(Layout annotation data)
--------------------

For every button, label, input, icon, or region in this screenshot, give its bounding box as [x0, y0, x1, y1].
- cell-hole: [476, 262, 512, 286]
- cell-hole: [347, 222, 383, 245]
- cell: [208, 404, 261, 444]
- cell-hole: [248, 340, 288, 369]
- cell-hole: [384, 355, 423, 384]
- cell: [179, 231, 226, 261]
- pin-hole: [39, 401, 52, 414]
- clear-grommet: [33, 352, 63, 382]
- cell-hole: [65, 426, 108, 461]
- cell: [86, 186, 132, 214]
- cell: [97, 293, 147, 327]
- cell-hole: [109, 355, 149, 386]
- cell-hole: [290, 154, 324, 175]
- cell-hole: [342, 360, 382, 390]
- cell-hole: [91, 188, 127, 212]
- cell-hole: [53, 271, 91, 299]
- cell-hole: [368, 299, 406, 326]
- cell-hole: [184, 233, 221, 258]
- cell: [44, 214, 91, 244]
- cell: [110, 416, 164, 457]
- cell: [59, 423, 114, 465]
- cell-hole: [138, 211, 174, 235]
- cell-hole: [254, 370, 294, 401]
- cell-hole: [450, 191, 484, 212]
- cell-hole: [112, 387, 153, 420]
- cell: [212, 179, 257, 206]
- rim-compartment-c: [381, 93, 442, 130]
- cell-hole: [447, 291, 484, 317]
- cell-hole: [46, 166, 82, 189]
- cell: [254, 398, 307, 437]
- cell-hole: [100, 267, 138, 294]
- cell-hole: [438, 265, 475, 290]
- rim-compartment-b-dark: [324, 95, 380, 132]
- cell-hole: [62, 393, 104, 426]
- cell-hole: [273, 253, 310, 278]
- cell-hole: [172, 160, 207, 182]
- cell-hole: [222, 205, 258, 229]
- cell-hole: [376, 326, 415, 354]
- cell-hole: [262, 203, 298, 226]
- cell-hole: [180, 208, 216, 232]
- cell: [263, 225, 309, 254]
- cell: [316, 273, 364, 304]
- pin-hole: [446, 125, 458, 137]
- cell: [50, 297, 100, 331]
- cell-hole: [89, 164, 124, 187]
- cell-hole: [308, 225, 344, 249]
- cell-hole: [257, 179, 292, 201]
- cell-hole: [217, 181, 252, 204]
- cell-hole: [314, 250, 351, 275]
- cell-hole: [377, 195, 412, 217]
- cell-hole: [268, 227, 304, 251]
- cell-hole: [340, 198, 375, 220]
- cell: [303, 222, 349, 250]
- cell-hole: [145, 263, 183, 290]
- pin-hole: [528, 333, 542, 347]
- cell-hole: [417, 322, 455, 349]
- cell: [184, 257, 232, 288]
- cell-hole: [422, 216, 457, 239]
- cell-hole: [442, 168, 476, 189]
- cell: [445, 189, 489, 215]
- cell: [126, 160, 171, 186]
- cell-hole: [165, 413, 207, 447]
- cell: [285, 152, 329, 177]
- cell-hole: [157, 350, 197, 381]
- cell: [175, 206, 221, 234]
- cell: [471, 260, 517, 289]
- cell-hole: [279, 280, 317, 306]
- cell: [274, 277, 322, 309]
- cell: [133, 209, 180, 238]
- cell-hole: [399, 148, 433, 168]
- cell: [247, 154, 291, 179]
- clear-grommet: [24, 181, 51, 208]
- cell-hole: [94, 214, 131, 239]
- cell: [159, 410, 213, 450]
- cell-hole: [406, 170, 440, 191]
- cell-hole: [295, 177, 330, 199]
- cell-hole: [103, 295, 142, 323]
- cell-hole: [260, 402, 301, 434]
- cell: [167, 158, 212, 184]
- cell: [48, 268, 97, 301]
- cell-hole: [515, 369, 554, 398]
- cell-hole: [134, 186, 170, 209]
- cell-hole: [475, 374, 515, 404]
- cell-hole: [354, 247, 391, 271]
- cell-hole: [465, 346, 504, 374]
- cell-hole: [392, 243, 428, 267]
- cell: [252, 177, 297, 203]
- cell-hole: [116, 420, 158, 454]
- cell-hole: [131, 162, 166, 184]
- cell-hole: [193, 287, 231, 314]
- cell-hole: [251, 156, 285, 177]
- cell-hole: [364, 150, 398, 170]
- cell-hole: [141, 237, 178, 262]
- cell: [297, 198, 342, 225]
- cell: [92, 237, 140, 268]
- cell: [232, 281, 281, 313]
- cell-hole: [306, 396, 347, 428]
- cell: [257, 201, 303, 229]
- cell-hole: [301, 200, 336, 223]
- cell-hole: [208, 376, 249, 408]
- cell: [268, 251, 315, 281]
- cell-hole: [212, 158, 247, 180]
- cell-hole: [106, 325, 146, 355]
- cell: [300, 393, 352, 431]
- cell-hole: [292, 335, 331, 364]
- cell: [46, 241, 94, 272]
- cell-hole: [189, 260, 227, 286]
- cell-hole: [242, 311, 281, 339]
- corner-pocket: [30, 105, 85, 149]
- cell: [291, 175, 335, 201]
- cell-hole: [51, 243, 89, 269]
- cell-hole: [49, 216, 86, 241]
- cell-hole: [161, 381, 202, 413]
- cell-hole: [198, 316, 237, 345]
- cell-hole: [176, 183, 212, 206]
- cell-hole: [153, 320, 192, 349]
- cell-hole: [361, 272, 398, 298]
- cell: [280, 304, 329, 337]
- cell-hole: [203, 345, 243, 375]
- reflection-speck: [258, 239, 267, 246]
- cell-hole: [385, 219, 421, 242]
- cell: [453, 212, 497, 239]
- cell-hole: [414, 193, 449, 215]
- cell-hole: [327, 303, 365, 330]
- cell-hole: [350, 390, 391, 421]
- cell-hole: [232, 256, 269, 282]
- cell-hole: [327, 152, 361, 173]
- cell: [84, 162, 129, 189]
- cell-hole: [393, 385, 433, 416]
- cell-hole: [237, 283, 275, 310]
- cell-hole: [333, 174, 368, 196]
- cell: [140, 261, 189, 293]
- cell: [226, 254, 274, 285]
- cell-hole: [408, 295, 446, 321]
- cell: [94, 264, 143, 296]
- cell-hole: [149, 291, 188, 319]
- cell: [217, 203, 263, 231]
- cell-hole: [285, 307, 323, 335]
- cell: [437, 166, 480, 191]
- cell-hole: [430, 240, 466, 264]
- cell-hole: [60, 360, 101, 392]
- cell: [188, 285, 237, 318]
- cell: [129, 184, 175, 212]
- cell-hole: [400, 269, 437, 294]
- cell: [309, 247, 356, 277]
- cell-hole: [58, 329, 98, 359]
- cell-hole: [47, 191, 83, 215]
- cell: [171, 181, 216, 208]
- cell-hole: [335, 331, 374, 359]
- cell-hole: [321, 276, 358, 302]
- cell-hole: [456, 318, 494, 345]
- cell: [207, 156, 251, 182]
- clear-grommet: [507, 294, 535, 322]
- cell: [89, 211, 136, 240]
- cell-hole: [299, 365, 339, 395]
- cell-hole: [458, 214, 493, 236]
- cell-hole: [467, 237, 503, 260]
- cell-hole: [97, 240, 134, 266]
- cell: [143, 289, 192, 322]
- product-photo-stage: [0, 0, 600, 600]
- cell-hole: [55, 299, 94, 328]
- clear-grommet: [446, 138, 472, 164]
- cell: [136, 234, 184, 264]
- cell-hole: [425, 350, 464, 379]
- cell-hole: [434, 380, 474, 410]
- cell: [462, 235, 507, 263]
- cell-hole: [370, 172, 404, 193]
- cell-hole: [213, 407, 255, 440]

--------------------

Arrange every line of the items above as a Markdown table with the columns Row and Line, numbering each row and leaving out blank lines.

▶ CORRECT RESULT
| Row | Line |
|---|---|
| 1 | For every button, label, input, icon, or region in this screenshot, give its bounding box as [x0, y0, x1, y1]. |
| 2 | - cell-hole: [476, 262, 512, 286] |
| 3 | - cell-hole: [347, 222, 383, 245] |
| 4 | - cell: [208, 404, 261, 444] |
| 5 | - cell-hole: [248, 340, 288, 369] |
| 6 | - cell-hole: [384, 355, 423, 384] |
| 7 | - cell: [179, 231, 226, 261] |
| 8 | - pin-hole: [39, 401, 52, 414] |
| 9 | - clear-grommet: [33, 352, 63, 382] |
| 10 | - cell-hole: [65, 426, 108, 461] |
| 11 | - cell: [86, 186, 132, 214] |
| 12 | - cell: [97, 293, 147, 327] |
| 13 | - cell-hole: [109, 355, 149, 386] |
| 14 | - cell-hole: [290, 154, 324, 175] |
| 15 | - cell-hole: [342, 360, 382, 390] |
| 16 | - cell-hole: [91, 188, 127, 212] |
| 17 | - cell-hole: [53, 271, 91, 299] |
| 18 | - cell-hole: [368, 299, 406, 326] |
| 19 | - cell-hole: [184, 233, 221, 258] |
| 20 | - cell: [44, 214, 91, 244] |
| 21 | - cell: [110, 416, 164, 457] |
| 22 | - cell: [59, 423, 114, 465] |
| 23 | - cell-hole: [138, 211, 174, 235] |
| 24 | - cell-hole: [254, 370, 294, 401] |
| 25 | - cell-hole: [450, 191, 484, 212] |
| 26 | - cell-hole: [112, 387, 153, 420] |
| 27 | - cell: [212, 179, 257, 206] |
| 28 | - rim-compartment-c: [381, 93, 442, 130] |
| 29 | - cell-hole: [447, 291, 484, 317] |
| 30 | - cell-hole: [46, 166, 82, 189] |
| 31 | - cell: [254, 398, 307, 437] |
| 32 | - cell-hole: [100, 267, 138, 294] |
| 33 | - cell-hole: [438, 265, 475, 290] |
| 34 | - rim-compartment-b-dark: [324, 95, 380, 132] |
| 35 | - cell-hole: [62, 393, 104, 426] |
| 36 | - cell-hole: [273, 253, 310, 278] |
| 37 | - cell-hole: [172, 160, 207, 182] |
| 38 | - cell-hole: [222, 205, 258, 229] |
| 39 | - cell-hole: [376, 326, 415, 354] |
| 40 | - cell-hole: [262, 203, 298, 226] |
| 41 | - cell-hole: [180, 208, 216, 232] |
| 42 | - cell: [263, 225, 309, 254] |
| 43 | - cell: [316, 273, 364, 304] |
| 44 | - pin-hole: [446, 125, 458, 137] |
| 45 | - cell: [50, 297, 100, 331] |
| 46 | - cell-hole: [89, 164, 124, 187] |
| 47 | - cell-hole: [308, 225, 344, 249] |
| 48 | - cell-hole: [257, 179, 292, 201] |
| 49 | - cell-hole: [217, 181, 252, 204] |
| 50 | - cell-hole: [314, 250, 351, 275] |
| 51 | - cell-hole: [377, 195, 412, 217] |
| 52 | - cell-hole: [268, 227, 304, 251] |
| 53 | - cell-hole: [340, 198, 375, 220] |
| 54 | - cell: [303, 222, 349, 250] |
| 55 | - cell-hole: [145, 263, 183, 290] |
| 56 | - pin-hole: [528, 333, 542, 347] |
| 57 | - cell-hole: [417, 322, 455, 349] |
| 58 | - cell: [184, 257, 232, 288] |
| 59 | - cell-hole: [422, 216, 457, 239] |
| 60 | - cell-hole: [442, 168, 476, 189] |
| 61 | - cell: [445, 189, 489, 215] |
| 62 | - cell: [126, 160, 171, 186] |
| 63 | - cell-hole: [165, 413, 207, 447] |
| 64 | - cell: [285, 152, 329, 177] |
| 65 | - cell-hole: [157, 350, 197, 381] |
| 66 | - cell: [175, 206, 221, 234] |
| 67 | - cell: [471, 260, 517, 289] |
| 68 | - cell-hole: [279, 280, 317, 306] |
| 69 | - cell: [274, 277, 322, 309] |
| 70 | - cell: [133, 209, 180, 238] |
| 71 | - cell-hole: [399, 148, 433, 168] |
| 72 | - cell: [247, 154, 291, 179] |
| 73 | - clear-grommet: [24, 181, 51, 208] |
| 74 | - cell-hole: [94, 214, 131, 239] |
| 75 | - cell: [159, 410, 213, 450] |
| 76 | - cell-hole: [406, 170, 440, 191] |
| 77 | - cell-hole: [295, 177, 330, 199] |
| 78 | - cell-hole: [103, 295, 142, 323] |
| 79 | - cell-hole: [260, 402, 301, 434] |
| 80 | - cell: [167, 158, 212, 184] |
| 81 | - cell: [48, 268, 97, 301] |
| 82 | - cell-hole: [515, 369, 554, 398] |
| 83 | - cell-hole: [134, 186, 170, 209] |
| 84 | - cell-hole: [475, 374, 515, 404] |
| 85 | - cell-hole: [354, 247, 391, 271] |
| 86 | - cell-hole: [465, 346, 504, 374] |
| 87 | - cell-hole: [392, 243, 428, 267] |
| 88 | - cell: [252, 177, 297, 203] |
| 89 | - cell-hole: [116, 420, 158, 454] |
| 90 | - cell-hole: [131, 162, 166, 184] |
| 91 | - cell-hole: [193, 287, 231, 314] |
| 92 | - cell-hole: [251, 156, 285, 177] |
| 93 | - cell-hole: [364, 150, 398, 170] |
| 94 | - cell-hole: [141, 237, 178, 262] |
| 95 | - cell: [297, 198, 342, 225] |
| 96 | - cell: [92, 237, 140, 268] |
| 97 | - cell: [232, 281, 281, 313] |
| 98 | - cell-hole: [306, 396, 347, 428] |
| 99 | - cell: [257, 201, 303, 229] |
| 100 | - cell-hole: [301, 200, 336, 223] |
| 101 | - cell-hole: [208, 376, 249, 408] |
| 102 | - cell: [268, 251, 315, 281] |
| 103 | - cell-hole: [212, 158, 247, 180] |
| 104 | - cell-hole: [106, 325, 146, 355] |
| 105 | - cell: [300, 393, 352, 431] |
| 106 | - cell-hole: [292, 335, 331, 364] |
| 107 | - cell: [46, 241, 94, 272] |
| 108 | - cell-hole: [189, 260, 227, 286] |
| 109 | - cell-hole: [242, 311, 281, 339] |
| 110 | - corner-pocket: [30, 105, 85, 149] |
| 111 | - cell: [291, 175, 335, 201] |
| 112 | - cell-hole: [51, 243, 89, 269] |
| 113 | - cell-hole: [49, 216, 86, 241] |
| 114 | - cell-hole: [161, 381, 202, 413] |
| 115 | - cell-hole: [198, 316, 237, 345] |
| 116 | - cell-hole: [176, 183, 212, 206] |
| 117 | - cell-hole: [153, 320, 192, 349] |
| 118 | - cell-hole: [361, 272, 398, 298] |
| 119 | - cell: [280, 304, 329, 337] |
| 120 | - cell-hole: [203, 345, 243, 375] |
| 121 | - reflection-speck: [258, 239, 267, 246] |
| 122 | - cell-hole: [385, 219, 421, 242] |
| 123 | - cell: [453, 212, 497, 239] |
| 124 | - cell-hole: [414, 193, 449, 215] |
| 125 | - cell-hole: [327, 303, 365, 330] |
| 126 | - cell-hole: [350, 390, 391, 421] |
| 127 | - cell-hole: [232, 256, 269, 282] |
| 128 | - cell-hole: [327, 152, 361, 173] |
| 129 | - cell: [84, 162, 129, 189] |
| 130 | - cell-hole: [393, 385, 433, 416] |
| 131 | - cell-hole: [237, 283, 275, 310] |
| 132 | - cell-hole: [333, 174, 368, 196] |
| 133 | - cell: [140, 261, 189, 293] |
| 134 | - cell: [226, 254, 274, 285] |
| 135 | - cell-hole: [408, 295, 446, 321] |
| 136 | - cell: [94, 264, 143, 296] |
| 137 | - cell-hole: [149, 291, 188, 319] |
| 138 | - cell: [217, 203, 263, 231] |
| 139 | - cell-hole: [285, 307, 323, 335] |
| 140 | - cell: [437, 166, 480, 191] |
| 141 | - cell-hole: [430, 240, 466, 264] |
| 142 | - cell-hole: [60, 360, 101, 392] |
| 143 | - cell: [188, 285, 237, 318] |
| 144 | - cell: [129, 184, 175, 212] |
| 145 | - cell-hole: [400, 269, 437, 294] |
| 146 | - cell: [309, 247, 356, 277] |
| 147 | - cell-hole: [58, 329, 98, 359] |
| 148 | - cell-hole: [47, 191, 83, 215] |
| 149 | - cell: [171, 181, 216, 208] |
| 150 | - cell-hole: [335, 331, 374, 359] |
| 151 | - cell-hole: [321, 276, 358, 302] |
| 152 | - cell-hole: [456, 318, 494, 345] |
| 153 | - cell: [207, 156, 251, 182] |
| 154 | - clear-grommet: [507, 294, 535, 322] |
| 155 | - cell: [89, 211, 136, 240] |
| 156 | - cell-hole: [299, 365, 339, 395] |
| 157 | - cell-hole: [458, 214, 493, 236] |
| 158 | - cell-hole: [467, 237, 503, 260] |
| 159 | - cell-hole: [97, 240, 134, 266] |
| 160 | - cell: [143, 289, 192, 322] |
| 161 | - product-photo-stage: [0, 0, 600, 600] |
| 162 | - cell-hole: [55, 299, 94, 328] |
| 163 | - clear-grommet: [446, 138, 472, 164] |
| 164 | - cell: [136, 234, 184, 264] |
| 165 | - cell-hole: [425, 350, 464, 379] |
| 166 | - cell-hole: [434, 380, 474, 410] |
| 167 | - cell: [462, 235, 507, 263] |
| 168 | - cell-hole: [370, 172, 404, 193] |
| 169 | - cell-hole: [213, 407, 255, 440] |